[Your instructions]
Exclude the pictures and retype the entries as written.

[Dataset content]
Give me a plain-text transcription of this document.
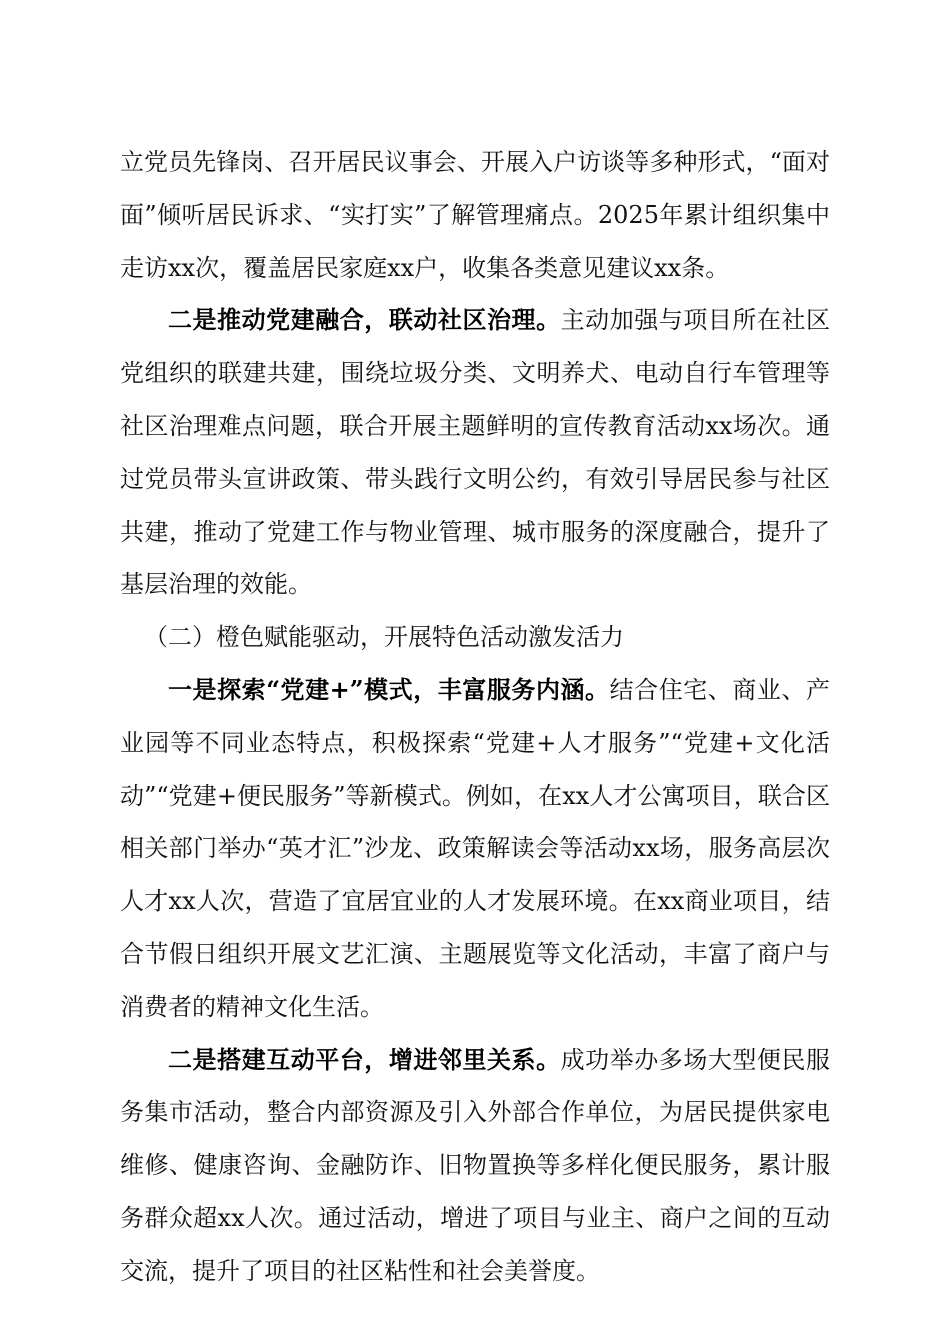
立党员先锋岗、召开居民议事会、开展入户访谈等多种形式，“面对面”倾听居民诉求、“实打实”了解管理痛点。2025年累计组织集中走访xx次，覆盖居民家庭xx户，收集各类意见建议xx条。

二是推动党建融合，联动社区治理。主动加强与项目所在社区党组织的联建共建，围绕垃圾分类、文明养犬、电动自行车管理等社区治理难点问题，联合开展主题鲜明的宣传教育活动xx场次。通过党员带头宣讲政策、带头践行文明公约，有效引导居民参与社区共建，推动了党建工作与物业管理、城市服务的深度融合，提升了基层治理的效能。

（二）橙色赋能驱动，开展特色活动激发活力

一是探索“党建+”模式，丰富服务内涵。结合住宅、商业、产业园等不同业态特点，积极探索“党建+人才服务”“党建+文化活动”“党建+便民服务”等新模式。例如，在xx人才公寓项目，联合区相关部门举办“英才汇”沙龙、政策解读会等活动xx场，服务高层次人才xx人次，营造了宜居宜业的人才发展环境。在xx商业项目，结合节假日组织开展文艺汇演、主题展览等文化活动，丰富了商户与消费者的精神文化生活。

二是搭建互动平台，增进邻里关系。成功举办多场大型便民服务集市活动，整合内部资源及引入外部合作单位，为居民提供家电维修、健康咨询、金融防诈、旧物置换等多样化便民服务，累计服务群众超xx人次。通过活动，增进了项目与业主、商户之间的互动交流，提升了项目的社区粘性和社会美誉度。
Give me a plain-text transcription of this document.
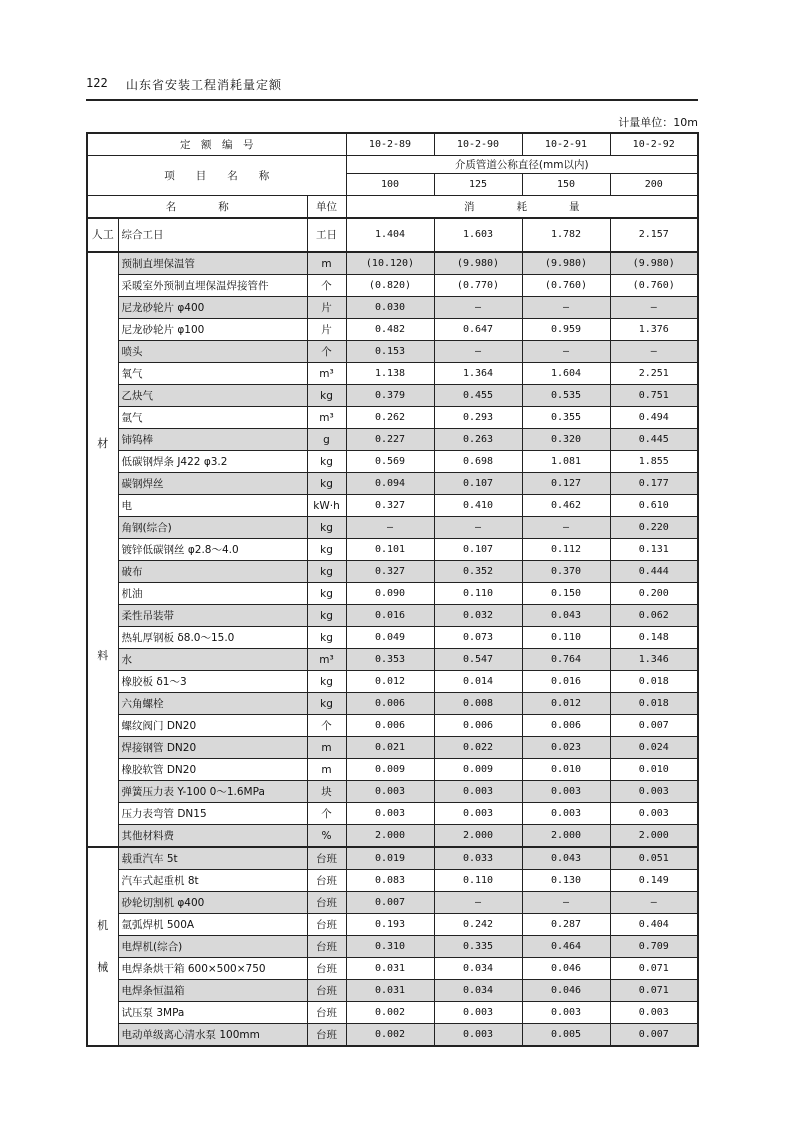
122 山东省安装工程消耗量定额
计量单位：10m
定　额　编　号			10-2-89	10-2-90	10-2-91	10-2-92
项　　目　　名　　称			介质管道公称直径(mm以内)			
			100	125	150	200
名　　　　称		单位	消　　　　耗　　　　量			

人工	综合工日	工日	1.404	1.603	1.782	2.157

材
料	预制直埋保温管	m	(10.120)	(9.980)	(9.980)	(9.980)
	采暖室外预制直埋保温焊接管件	个	(0.820)	(0.770)	(0.760)	(0.760)
	尼龙砂轮片 φ400	片	0.030	—	—	—
	尼龙砂轮片 φ100	片	0.482	0.647	0.959	1.376
	喷头	个	0.153	—	—	—
	氧气	m³	1.138	1.364	1.604	2.251
	乙炔气	kg	0.379	0.455	0.535	0.751
	氩气	m³	0.262	0.293	0.355	0.494
	铈钨棒	g	0.227	0.263	0.320	0.445
	低碳钢焊条 J422 φ3.2	kg	0.569	0.698	1.081	1.855
	碳钢焊丝	kg	0.094	0.107	0.127	0.177
	电	kW·h	0.327	0.410	0.462	0.610
	角钢(综合)	kg	—	—	—	0.220
	镀锌低碳钢丝 φ2.8～4.0	kg	0.101	0.107	0.112	0.131
	破布	kg	0.327	0.352	0.370	0.444
	机油	kg	0.090	0.110	0.150	0.200
	柔性吊装带	kg	0.016	0.032	0.043	0.062
	热轧厚钢板 δ8.0～15.0	kg	0.049	0.073	0.110	0.148
	水	m³	0.353	0.547	0.764	1.346
	橡胶板 δ1～3	kg	0.012	0.014	0.016	0.018
	六角螺栓	kg	0.006	0.008	0.012	0.018
	螺纹阀门 DN20	个	0.006	0.006	0.006	0.007
	焊接钢管 DN20	m	0.021	0.022	0.023	0.024
	橡胶软管 DN20	m	0.009	0.009	0.010	0.010
	弹簧压力表 Y-100 0～1.6MPa	块	0.003	0.003	0.003	0.003
	压力表弯管 DN15	个	0.003	0.003	0.003	0.003
	其他材料费	%	2.000	2.000	2.000	2.000

机
械	载重汽车 5t	台班	0.019	0.033	0.043	0.051
	汽车式起重机 8t	台班	0.083	0.110	0.130	0.149
	砂轮切割机 φ400	台班	0.007	—	—	—
	氩弧焊机 500A	台班	0.193	0.242	0.287	0.404
	电焊机(综合)	台班	0.310	0.335	0.464	0.709
	电焊条烘干箱 600×500×750	台班	0.031	0.034	0.046	0.071
	电焊条恒温箱	台班	0.031	0.034	0.046	0.071
	试压泵 3MPa	台班	0.002	0.003	0.003	0.003
	电动单级离心清水泵 100mm	台班	0.002	0.003	0.005	0.007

[Task result]
Give me a plain-text transcription of this document.
立党员先锋岗、召开居民议事会、开展入户访谈等多种形式，“面对面”倾听居民诉求、“实打实”了解管理痛点。2025年累计组织集中走访xx次，覆盖居民家庭xx户，收集各类意见建议xx条。

二是推动党建融合，联动社区治理。主动加强与项目所在社区党组织的联建共建，围绕垃圾分类、文明养犬、电动自行车管理等社区治理难点问题，联合开展主题鲜明的宣传教育活动xx场次。通过党员带头宣讲政策、带头践行文明公约，有效引导居民参与社区共建，推动了党建工作与物业管理、城市服务的深度融合，提升了基层治理的效能。

（二）橙色赋能驱动，开展特色活动激发活力

一是探索“党建+”模式，丰富服务内涵。结合住宅、商业、产业园等不同业态特点，积极探索“党建+人才服务”“党建+文化活动”“党建+便民服务”等新模式。例如，在xx人才公寓项目，联合区相关部门举办“英才汇”沙龙、政策解读会等活动xx场，服务高层次人才xx人次，营造了宜居宜业的人才发展环境。在xx商业项目，结合节假日组织开展文艺汇演、主题展览等文化活动，丰富了商户与消费者的精神文化生活。

二是搭建互动平台，增进邻里关系。成功举办多场大型便民服务集市活动，整合内部资源及引入外部合作单位，为居民提供家电维修、健康咨询、金融防诈、旧物置换等多样化便民服务，累计服务群众超xx人次。通过活动，增进了项目与业主、商户之间的互动交流，提升了项目的社区粘性和社会美誉度。
Give me a plain-text transcription of this document.
122 山东省安装工程消耗量定额
计量单位：10m
定　额　编　号			10-2-89	10-2-90	10-2-91	10-2-92
项　　目　　名　　称			介质管道公称直径(mm以内)			
			100	125	150	200
名　　　　称		单位	消　　　　耗　　　　量			

人工	综合工日	工日	1.404	1.603	1.782	2.157

材
料	预制直埋保温管	m	(10.120)	(9.980)	(9.980)	(9.980)
	采暖室外预制直埋保温焊接管件	个	(0.820)	(0.770)	(0.760)	(0.760)
	尼龙砂轮片 φ400	片	0.030	—	—	—
	尼龙砂轮片 φ100	片	0.482	0.647	0.959	1.376
	喷头	个	0.153	—	—	—
	氧气	m³	1.138	1.364	1.604	2.251
	乙炔气	kg	0.379	0.455	0.535	0.751
	氩气	m³	0.262	0.293	0.355	0.494
	铈钨棒	g	0.227	0.263	0.320	0.445
	低碳钢焊条 J422 φ3.2	kg	0.569	0.698	1.081	1.855
	碳钢焊丝	kg	0.094	0.107	0.127	0.177
	电	kW·h	0.327	0.410	0.462	0.610
	角钢(综合)	kg	—	—	—	0.220
	镀锌低碳钢丝 φ2.8～4.0	kg	0.101	0.107	0.112	0.131
	破布	kg	0.327	0.352	0.370	0.444
	机油	kg	0.090	0.110	0.150	0.200
	柔性吊装带	kg	0.016	0.032	0.043	0.062
	热轧厚钢板 δ8.0～15.0	kg	0.049	0.073	0.110	0.148
	水	m³	0.353	0.547	0.764	1.346
	橡胶板 δ1～3	kg	0.012	0.014	0.016	0.018
	六角螺栓	kg	0.006	0.008	0.012	0.018
	螺纹阀门 DN20	个	0.006	0.006	0.006	0.007
	焊接钢管 DN20	m	0.021	0.022	0.023	0.024
	橡胶软管 DN20	m	0.009	0.009	0.010	0.010
	弹簧压力表 Y-100 0～1.6MPa	块	0.003	0.003	0.003	0.003
	压力表弯管 DN15	个	0.003	0.003	0.003	0.003
	其他材料费	%	2.000	2.000	2.000	2.000

机
械	载重汽车 5t	台班	0.019	0.033	0.043	0.051
	汽车式起重机 8t	台班	0.083	0.110	0.130	0.149
	砂轮切割机 φ400	台班	0.007	—	—	—
	氩弧焊机 500A	台班	0.193	0.242	0.287	0.404
	电焊机(综合)	台班	0.310	0.335	0.464	0.709
	电焊条烘干箱 600×500×750	台班	0.031	0.034	0.046	0.071
	电焊条恒温箱	台班	0.031	0.034	0.046	0.071
	试压泵 3MPa	台班	0.002	0.003	0.003	0.003
	电动单级离心清水泵 100mm	台班	0.002	0.003	0.005	0.007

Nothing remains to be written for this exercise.